TASK OBJECTIVE
Copy every line of the listing exactly.

═══ MATERIAL SHOWN ═══

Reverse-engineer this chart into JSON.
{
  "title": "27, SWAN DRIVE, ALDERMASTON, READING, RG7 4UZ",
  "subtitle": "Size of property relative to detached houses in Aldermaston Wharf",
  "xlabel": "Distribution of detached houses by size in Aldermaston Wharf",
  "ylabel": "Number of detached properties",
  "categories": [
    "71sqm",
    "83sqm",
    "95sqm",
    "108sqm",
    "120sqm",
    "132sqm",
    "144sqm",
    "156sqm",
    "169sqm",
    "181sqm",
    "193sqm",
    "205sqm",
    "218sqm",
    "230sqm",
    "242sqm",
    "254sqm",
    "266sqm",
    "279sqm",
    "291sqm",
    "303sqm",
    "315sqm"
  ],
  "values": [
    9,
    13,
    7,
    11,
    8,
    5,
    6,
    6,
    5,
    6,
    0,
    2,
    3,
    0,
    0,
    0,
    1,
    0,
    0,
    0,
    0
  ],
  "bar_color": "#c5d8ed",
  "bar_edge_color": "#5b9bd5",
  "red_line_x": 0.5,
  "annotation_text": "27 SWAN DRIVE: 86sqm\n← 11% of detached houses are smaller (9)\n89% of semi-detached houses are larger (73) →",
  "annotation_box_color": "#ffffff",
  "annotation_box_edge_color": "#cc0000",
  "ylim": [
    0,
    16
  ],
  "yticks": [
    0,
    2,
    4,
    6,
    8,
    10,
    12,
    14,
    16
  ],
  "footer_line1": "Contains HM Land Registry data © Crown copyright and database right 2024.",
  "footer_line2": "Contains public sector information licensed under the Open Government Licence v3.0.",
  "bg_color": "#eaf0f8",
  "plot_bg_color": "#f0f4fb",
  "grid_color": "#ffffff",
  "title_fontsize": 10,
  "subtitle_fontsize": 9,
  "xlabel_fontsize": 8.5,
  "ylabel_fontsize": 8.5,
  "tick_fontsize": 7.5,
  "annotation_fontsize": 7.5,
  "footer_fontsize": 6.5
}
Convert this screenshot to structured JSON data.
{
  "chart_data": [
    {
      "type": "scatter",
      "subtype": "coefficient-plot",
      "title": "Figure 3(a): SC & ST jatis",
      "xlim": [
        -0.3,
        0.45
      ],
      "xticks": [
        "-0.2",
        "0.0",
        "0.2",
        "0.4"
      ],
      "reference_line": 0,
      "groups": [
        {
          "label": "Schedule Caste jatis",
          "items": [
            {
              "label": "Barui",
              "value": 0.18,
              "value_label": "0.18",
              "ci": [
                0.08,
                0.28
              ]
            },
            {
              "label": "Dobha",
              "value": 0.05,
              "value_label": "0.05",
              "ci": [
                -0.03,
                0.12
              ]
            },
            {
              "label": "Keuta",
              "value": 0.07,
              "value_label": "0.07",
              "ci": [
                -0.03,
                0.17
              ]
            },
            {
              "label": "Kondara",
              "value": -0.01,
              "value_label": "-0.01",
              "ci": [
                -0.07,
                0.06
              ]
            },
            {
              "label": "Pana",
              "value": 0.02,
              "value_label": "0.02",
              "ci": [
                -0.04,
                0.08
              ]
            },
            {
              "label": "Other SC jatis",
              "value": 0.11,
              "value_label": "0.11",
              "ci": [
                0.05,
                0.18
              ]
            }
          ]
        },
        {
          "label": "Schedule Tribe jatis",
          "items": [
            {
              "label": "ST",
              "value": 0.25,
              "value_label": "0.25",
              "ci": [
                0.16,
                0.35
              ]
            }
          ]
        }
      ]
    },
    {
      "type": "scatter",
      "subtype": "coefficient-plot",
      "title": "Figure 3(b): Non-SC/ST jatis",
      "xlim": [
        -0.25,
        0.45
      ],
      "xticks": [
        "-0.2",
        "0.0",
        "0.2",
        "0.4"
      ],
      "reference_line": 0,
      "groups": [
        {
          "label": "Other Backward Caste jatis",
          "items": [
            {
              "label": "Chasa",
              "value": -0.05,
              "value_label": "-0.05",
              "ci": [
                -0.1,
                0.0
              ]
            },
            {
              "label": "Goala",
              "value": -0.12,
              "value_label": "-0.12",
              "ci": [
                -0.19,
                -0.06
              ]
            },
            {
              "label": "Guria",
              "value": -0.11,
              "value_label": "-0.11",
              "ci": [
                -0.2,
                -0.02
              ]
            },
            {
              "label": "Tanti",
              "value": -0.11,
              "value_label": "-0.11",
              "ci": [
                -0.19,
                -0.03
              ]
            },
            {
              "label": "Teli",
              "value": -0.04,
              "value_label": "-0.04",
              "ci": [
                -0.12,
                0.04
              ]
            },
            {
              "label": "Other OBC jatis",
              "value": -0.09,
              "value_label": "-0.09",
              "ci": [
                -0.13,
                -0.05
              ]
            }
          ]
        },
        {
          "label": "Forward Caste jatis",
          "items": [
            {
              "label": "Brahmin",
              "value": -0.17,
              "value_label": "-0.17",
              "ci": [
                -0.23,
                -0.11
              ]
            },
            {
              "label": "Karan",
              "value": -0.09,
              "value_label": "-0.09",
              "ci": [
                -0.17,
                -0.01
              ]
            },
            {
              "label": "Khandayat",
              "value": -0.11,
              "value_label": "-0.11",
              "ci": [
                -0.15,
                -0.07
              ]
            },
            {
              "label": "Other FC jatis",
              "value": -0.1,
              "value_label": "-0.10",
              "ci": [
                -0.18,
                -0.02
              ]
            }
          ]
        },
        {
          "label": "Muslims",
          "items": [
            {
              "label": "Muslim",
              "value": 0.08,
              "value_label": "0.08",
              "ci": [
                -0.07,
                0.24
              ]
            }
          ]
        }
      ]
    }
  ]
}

═══

CORRECT OUTPUT
Reverse-engineer this chart into JSON.
{
  "title": "27, SWAN DRIVE, ALDERMASTON, READING, RG7 4UZ",
  "subtitle": "Size of property relative to detached houses in Aldermaston Wharf",
  "xlabel": "Distribution of detached houses by size in Aldermaston Wharf",
  "ylabel": "Number of detached properties",
  "categories": [
    "71sqm",
    "83sqm",
    "95sqm",
    "108sqm",
    "120sqm",
    "132sqm",
    "144sqm",
    "156sqm",
    "169sqm",
    "181sqm",
    "193sqm",
    "205sqm",
    "218sqm",
    "230sqm",
    "242sqm",
    "254sqm",
    "266sqm",
    "279sqm",
    "291sqm",
    "303sqm",
    "315sqm"
  ],
  "values": [
    9,
    13,
    7,
    11,
    8,
    5,
    6,
    6,
    5,
    6,
    0,
    2,
    3,
    0,
    0,
    0,
    1,
    0,
    0,
    0,
    0
  ],
  "bar_color": "#c5d8ed",
  "bar_edge_color": "#5b9bd5",
  "red_line_x": 0.5,
  "annotation_text": "27 SWAN DRIVE: 86sqm\n← 11% of detached houses are smaller (9)\n89% of semi-detached houses are larger (73) →",
  "annotation_box_color": "#ffffff",
  "annotation_box_edge_color": "#cc0000",
  "ylim": [
    0,
    16
  ],
  "yticks": [
    0,
    2,
    4,
    6,
    8,
    10,
    12,
    14,
    16
  ],
  "footer_line1": "Contains HM Land Registry data © Crown copyright and database right 2024.",
  "footer_line2": "Contains public sector information licensed under the Open Government Licence v3.0.",
  "bg_color": "#eaf0f8",
  "plot_bg_color": "#f0f4fb",
  "grid_color": "#ffffff",
  "title_fontsize": 10,
  "subtitle_fontsize": 9,
  "xlabel_fontsize": 8.5,
  "ylabel_fontsize": 8.5,
  "tick_fontsize": 7.5,
  "annotation_fontsize": 7.5,
  "footer_fontsize": 6.5
}
Convert this screenshot to structured JSON data.
{
  "chart_data": [
    {
      "type": "scatter",
      "subtype": "coefficient-plot",
      "title": "Figure 3(a): SC & ST jatis",
      "xlim": [
        -0.3,
        0.45
      ],
      "xticks": [
        "-0.2",
        "0.0",
        "0.2",
        "0.4"
      ],
      "reference_line": 0,
      "groups": [
        {
          "label": "Schedule Caste jatis",
          "items": [
            {
              "label": "Barui",
              "value": 0.18,
              "value_label": "0.18",
              "ci": [
                0.08,
                0.28
              ]
            },
            {
              "label": "Dobha",
              "value": 0.05,
              "value_label": "0.05",
              "ci": [
                -0.03,
                0.12
              ]
            },
            {
              "label": "Keuta",
              "value": 0.07,
              "value_label": "0.07",
              "ci": [
                -0.03,
                0.17
              ]
            },
            {
              "label": "Kondara",
              "value": -0.01,
              "value_label": "-0.01",
              "ci": [
                -0.07,
                0.06
              ]
            },
            {
              "label": "Pana",
              "value": 0.02,
              "value_label": "0.02",
              "ci": [
                -0.04,
                0.08
              ]
            },
            {
              "label": "Other SC jatis",
              "value": 0.11,
              "value_label": "0.11",
              "ci": [
                0.05,
                0.18
              ]
            }
          ]
        },
        {
          "label": "Schedule Tribe jatis",
          "items": [
            {
              "label": "ST",
              "value": 0.25,
              "value_label": "0.25",
              "ci": [
                0.16,
                0.35
              ]
            }
          ]
        }
      ]
    },
    {
      "type": "scatter",
      "subtype": "coefficient-plot",
      "title": "Figure 3(b): Non-SC/ST jatis",
      "xlim": [
        -0.25,
        0.45
      ],
      "xticks": [
        "-0.2",
        "0.0",
        "0.2",
        "0.4"
      ],
      "reference_line": 0,
      "groups": [
        {
          "label": "Other Backward Caste jatis",
          "items": [
            {
              "label": "Chasa",
              "value": -0.05,
              "value_label": "-0.05",
              "ci": [
                -0.1,
                0.0
              ]
            },
            {
              "label": "Goala",
              "value": -0.12,
              "value_label": "-0.12",
              "ci": [
                -0.19,
                -0.06
              ]
            },
            {
              "label": "Guria",
              "value": -0.11,
              "value_label": "-0.11",
              "ci": [
                -0.2,
                -0.02
              ]
            },
            {
              "label": "Tanti",
              "value": -0.11,
              "value_label": "-0.11",
              "ci": [
                -0.19,
                -0.03
              ]
            },
            {
              "label": "Teli",
              "value": -0.04,
              "value_label": "-0.04",
              "ci": [
                -0.12,
                0.04
              ]
            },
            {
              "label": "Other OBC jatis",
              "value": -0.09,
              "value_label": "-0.09",
              "ci": [
                -0.13,
                -0.05
              ]
            }
          ]
        },
        {
          "label": "Forward Caste jatis",
          "items": [
            {
              "label": "Brahmin",
              "value": -0.17,
              "value_label": "-0.17",
              "ci": [
                -0.23,
                -0.11
              ]
            },
            {
              "label": "Karan",
              "value": -0.09,
              "value_label": "-0.09",
              "ci": [
                -0.17,
                -0.01
              ]
            },
            {
              "label": "Khandayat",
              "value": -0.11,
              "value_label": "-0.11",
              "ci": [
                -0.15,
                -0.07
              ]
            },
            {
              "label": "Other FC jatis",
              "value": -0.1,
              "value_label": "-0.10",
              "ci": [
                -0.18,
                -0.02
              ]
            }
          ]
        },
        {
          "label": "Muslims",
          "items": [
            {
              "label": "Muslim",
              "value": 0.08,
              "value_label": "0.08",
              "ci": [
                -0.07,
                0.24
              ]
            }
          ]
        }
      ]
    }
  ]
}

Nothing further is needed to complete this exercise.